GIVEN PROBLEM:
Search the data below for the string "biomasse". Extract every line that contains it.

DATASET CONTENT:
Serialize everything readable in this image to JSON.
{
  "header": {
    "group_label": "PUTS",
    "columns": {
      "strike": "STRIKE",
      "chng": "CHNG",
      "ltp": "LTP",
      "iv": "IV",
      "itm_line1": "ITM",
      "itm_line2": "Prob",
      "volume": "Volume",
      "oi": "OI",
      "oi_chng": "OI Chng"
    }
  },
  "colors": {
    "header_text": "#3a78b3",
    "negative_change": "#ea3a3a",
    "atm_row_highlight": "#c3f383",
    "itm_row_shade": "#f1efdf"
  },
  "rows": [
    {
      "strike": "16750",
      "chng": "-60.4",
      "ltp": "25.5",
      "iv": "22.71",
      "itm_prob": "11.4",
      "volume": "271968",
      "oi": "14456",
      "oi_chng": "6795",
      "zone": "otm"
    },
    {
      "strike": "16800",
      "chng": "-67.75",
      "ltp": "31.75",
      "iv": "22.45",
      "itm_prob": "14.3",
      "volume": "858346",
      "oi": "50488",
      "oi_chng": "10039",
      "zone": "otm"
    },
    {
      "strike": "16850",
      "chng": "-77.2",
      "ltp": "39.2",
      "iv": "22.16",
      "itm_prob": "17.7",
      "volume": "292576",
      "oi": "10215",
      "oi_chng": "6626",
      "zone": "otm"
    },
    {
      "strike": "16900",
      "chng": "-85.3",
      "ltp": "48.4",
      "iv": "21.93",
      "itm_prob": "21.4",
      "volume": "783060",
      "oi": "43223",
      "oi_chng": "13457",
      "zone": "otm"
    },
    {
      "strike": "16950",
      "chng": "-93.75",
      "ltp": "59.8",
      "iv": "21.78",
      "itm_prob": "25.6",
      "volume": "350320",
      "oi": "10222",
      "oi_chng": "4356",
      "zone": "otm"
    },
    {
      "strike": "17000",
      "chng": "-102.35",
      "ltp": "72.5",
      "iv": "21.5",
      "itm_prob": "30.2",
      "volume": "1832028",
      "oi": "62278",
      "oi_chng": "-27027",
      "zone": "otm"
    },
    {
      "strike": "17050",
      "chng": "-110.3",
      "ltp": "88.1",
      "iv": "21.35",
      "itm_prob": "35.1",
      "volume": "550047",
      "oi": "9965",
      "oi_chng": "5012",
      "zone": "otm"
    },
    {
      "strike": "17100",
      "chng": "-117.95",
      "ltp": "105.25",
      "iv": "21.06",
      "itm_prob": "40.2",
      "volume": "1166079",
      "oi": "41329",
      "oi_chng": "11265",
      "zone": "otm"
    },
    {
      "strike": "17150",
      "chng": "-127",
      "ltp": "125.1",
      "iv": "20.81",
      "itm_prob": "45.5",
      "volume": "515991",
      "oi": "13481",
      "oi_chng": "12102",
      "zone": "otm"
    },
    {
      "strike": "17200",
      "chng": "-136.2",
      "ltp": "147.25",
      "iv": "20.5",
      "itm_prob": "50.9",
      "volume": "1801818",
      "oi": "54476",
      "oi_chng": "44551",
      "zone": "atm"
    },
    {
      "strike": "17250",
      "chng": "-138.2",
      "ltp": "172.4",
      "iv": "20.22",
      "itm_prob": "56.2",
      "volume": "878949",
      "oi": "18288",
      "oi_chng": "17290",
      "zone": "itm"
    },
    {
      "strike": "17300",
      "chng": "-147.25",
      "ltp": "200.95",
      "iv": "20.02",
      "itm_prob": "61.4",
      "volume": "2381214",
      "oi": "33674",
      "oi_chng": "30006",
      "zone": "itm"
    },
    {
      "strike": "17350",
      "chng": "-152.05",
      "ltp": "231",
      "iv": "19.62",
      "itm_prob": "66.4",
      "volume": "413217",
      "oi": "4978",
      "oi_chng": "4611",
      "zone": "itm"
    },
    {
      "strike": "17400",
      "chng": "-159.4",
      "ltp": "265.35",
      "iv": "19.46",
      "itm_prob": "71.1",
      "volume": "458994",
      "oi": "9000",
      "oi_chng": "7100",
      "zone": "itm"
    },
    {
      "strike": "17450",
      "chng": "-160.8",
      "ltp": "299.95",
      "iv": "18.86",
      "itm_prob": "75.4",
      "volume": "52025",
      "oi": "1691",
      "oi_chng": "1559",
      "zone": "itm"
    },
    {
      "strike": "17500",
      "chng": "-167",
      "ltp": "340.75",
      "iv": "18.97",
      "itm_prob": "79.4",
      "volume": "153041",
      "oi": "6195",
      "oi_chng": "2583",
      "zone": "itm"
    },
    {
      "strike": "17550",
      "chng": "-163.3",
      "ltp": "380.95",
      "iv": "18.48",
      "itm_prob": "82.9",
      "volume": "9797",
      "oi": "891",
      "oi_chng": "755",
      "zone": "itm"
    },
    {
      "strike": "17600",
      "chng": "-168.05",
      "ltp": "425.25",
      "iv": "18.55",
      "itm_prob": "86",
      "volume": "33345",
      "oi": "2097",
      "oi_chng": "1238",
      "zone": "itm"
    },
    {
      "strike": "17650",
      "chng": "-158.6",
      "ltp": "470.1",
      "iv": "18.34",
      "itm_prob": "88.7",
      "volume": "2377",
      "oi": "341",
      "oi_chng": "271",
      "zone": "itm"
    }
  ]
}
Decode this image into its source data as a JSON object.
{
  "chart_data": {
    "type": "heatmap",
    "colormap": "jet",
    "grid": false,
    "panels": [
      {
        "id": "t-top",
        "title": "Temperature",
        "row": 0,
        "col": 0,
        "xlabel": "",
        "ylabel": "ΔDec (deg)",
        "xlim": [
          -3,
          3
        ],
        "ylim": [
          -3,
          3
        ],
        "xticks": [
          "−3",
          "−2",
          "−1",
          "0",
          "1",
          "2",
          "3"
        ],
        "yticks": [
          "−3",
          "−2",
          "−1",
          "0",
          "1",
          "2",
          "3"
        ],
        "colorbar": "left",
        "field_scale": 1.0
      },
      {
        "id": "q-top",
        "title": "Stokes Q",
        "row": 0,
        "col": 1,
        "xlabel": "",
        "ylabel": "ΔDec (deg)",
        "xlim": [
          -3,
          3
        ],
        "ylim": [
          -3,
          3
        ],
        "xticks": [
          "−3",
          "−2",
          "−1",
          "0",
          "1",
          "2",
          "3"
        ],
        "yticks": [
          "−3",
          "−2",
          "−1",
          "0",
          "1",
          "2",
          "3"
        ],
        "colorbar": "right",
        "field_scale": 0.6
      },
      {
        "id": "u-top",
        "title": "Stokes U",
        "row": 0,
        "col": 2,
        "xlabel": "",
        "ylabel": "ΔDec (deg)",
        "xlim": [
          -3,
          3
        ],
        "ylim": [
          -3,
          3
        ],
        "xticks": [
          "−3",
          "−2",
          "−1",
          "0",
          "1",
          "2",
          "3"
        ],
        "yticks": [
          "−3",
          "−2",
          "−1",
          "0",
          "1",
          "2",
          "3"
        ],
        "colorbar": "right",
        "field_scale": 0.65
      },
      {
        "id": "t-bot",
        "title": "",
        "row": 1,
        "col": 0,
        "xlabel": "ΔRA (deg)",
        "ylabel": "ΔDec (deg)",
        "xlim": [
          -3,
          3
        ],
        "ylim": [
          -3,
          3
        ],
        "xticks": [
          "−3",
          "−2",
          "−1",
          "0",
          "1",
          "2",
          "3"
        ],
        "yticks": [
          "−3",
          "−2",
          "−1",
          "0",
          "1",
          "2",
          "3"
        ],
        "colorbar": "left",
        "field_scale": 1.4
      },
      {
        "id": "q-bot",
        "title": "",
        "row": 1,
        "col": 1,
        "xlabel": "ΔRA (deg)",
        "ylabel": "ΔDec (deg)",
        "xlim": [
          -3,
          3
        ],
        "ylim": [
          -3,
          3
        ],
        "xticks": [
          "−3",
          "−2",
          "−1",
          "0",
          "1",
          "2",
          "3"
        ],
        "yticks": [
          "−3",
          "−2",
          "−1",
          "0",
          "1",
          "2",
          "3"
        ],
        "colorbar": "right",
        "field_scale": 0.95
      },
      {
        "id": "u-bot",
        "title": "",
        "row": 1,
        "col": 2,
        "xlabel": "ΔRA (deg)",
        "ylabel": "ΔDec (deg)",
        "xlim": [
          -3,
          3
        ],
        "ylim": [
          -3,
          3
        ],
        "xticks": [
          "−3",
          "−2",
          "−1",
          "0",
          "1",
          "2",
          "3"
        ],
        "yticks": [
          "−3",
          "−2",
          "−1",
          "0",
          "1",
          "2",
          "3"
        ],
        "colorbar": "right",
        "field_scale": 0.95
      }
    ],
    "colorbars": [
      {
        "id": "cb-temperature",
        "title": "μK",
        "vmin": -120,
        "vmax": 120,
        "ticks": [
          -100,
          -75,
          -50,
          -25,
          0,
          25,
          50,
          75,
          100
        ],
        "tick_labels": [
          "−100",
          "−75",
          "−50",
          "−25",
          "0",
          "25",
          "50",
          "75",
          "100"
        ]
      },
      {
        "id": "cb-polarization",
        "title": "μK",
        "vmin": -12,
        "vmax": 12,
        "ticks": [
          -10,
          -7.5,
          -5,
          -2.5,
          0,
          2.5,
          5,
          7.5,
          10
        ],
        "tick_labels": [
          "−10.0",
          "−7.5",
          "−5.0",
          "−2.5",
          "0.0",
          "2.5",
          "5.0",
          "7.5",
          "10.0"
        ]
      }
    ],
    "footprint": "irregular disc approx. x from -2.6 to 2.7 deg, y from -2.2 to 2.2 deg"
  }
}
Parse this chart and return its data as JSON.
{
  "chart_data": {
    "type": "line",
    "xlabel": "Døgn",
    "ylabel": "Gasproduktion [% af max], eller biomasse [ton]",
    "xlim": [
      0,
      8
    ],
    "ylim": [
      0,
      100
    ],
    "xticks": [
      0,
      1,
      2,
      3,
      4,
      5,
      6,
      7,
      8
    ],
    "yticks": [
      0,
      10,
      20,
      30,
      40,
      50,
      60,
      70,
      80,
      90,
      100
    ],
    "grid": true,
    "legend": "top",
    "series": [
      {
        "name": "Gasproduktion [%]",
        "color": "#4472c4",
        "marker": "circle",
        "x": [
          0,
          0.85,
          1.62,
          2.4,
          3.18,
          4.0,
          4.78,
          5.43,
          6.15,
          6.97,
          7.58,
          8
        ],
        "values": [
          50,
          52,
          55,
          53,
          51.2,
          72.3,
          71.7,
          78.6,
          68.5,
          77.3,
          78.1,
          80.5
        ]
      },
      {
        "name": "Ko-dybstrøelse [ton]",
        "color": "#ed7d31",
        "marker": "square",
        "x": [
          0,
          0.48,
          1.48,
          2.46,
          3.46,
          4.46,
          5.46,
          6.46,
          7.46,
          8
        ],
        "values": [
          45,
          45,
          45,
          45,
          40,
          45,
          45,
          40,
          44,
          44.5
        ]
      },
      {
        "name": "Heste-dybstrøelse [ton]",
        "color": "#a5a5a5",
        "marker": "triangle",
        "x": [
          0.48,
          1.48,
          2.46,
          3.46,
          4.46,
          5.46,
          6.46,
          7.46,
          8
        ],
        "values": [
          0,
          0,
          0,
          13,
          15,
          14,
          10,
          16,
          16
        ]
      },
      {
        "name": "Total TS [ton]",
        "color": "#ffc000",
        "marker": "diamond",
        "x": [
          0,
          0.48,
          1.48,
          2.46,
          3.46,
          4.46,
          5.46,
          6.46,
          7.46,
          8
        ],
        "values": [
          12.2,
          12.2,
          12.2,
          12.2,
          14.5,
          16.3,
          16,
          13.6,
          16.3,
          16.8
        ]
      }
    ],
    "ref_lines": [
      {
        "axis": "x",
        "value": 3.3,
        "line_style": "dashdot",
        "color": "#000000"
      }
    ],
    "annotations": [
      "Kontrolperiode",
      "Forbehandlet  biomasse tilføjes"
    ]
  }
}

EXERCISE SOLUTION:
    "ylabel": "Gasproduktion [% af max], eller biomasse [ton]",
      "Forbehandlet  biomasse tilføjes"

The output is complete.